## TASK PROMPT
The records below need retyping in full; give them again exactly.

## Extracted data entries

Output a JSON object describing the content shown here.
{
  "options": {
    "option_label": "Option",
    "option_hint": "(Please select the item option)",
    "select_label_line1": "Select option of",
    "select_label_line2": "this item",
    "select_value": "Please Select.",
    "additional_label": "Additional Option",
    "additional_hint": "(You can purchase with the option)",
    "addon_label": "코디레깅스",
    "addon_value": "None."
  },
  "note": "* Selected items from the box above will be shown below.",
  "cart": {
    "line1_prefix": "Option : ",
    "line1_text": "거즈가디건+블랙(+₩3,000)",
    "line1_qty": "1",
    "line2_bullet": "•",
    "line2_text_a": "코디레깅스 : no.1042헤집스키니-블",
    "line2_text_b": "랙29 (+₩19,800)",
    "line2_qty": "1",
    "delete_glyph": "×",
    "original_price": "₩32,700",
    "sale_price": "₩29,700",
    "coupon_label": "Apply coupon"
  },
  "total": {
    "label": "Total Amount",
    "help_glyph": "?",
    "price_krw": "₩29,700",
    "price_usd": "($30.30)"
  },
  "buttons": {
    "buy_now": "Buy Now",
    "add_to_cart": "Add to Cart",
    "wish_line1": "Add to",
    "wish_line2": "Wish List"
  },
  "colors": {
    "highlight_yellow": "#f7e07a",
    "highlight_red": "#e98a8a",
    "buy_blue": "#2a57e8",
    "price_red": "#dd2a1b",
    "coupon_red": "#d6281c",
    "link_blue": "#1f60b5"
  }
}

## CORRECT RESPONSE
Output a JSON object describing the content shown here.
{
  "options": {
    "option_label": "Option",
    "option_hint": "(Please select the item option)",
    "select_label_line1": "Select option of",
    "select_label_line2": "this item",
    "select_value": "Please Select.",
    "additional_label": "Additional Option",
    "additional_hint": "(You can purchase with the option)",
    "addon_label": "코디레깅스",
    "addon_value": "None."
  },
  "note": "* Selected items from the box above will be shown below.",
  "cart": {
    "line1_prefix": "Option : ",
    "line1_text": "거즈가디건+블랙(+₩3,000)",
    "line1_qty": "1",
    "line2_bullet": "•",
    "line2_text_a": "코디레깅스 : no.1042헤집스키니-블",
    "line2_text_b": "랙29 (+₩19,800)",
    "line2_qty": "1",
    "delete_glyph": "×",
    "original_price": "₩32,700",
    "sale_price": "₩29,700",
    "coupon_label": "Apply coupon"
  },
  "total": {
    "label": "Total Amount",
    "help_glyph": "?",
    "price_krw": "₩29,700",
    "price_usd": "($30.30)"
  },
  "buttons": {
    "buy_now": "Buy Now",
    "add_to_cart": "Add to Cart",
    "wish_line1": "Add to",
    "wish_line2": "Wish List"
  },
  "colors": {
    "highlight_yellow": "#f7e07a",
    "highlight_red": "#e98a8a",
    "buy_blue": "#2a57e8",
    "price_red": "#dd2a1b",
    "coupon_red": "#d6281c",
    "link_blue": "#1f60b5"
  }
}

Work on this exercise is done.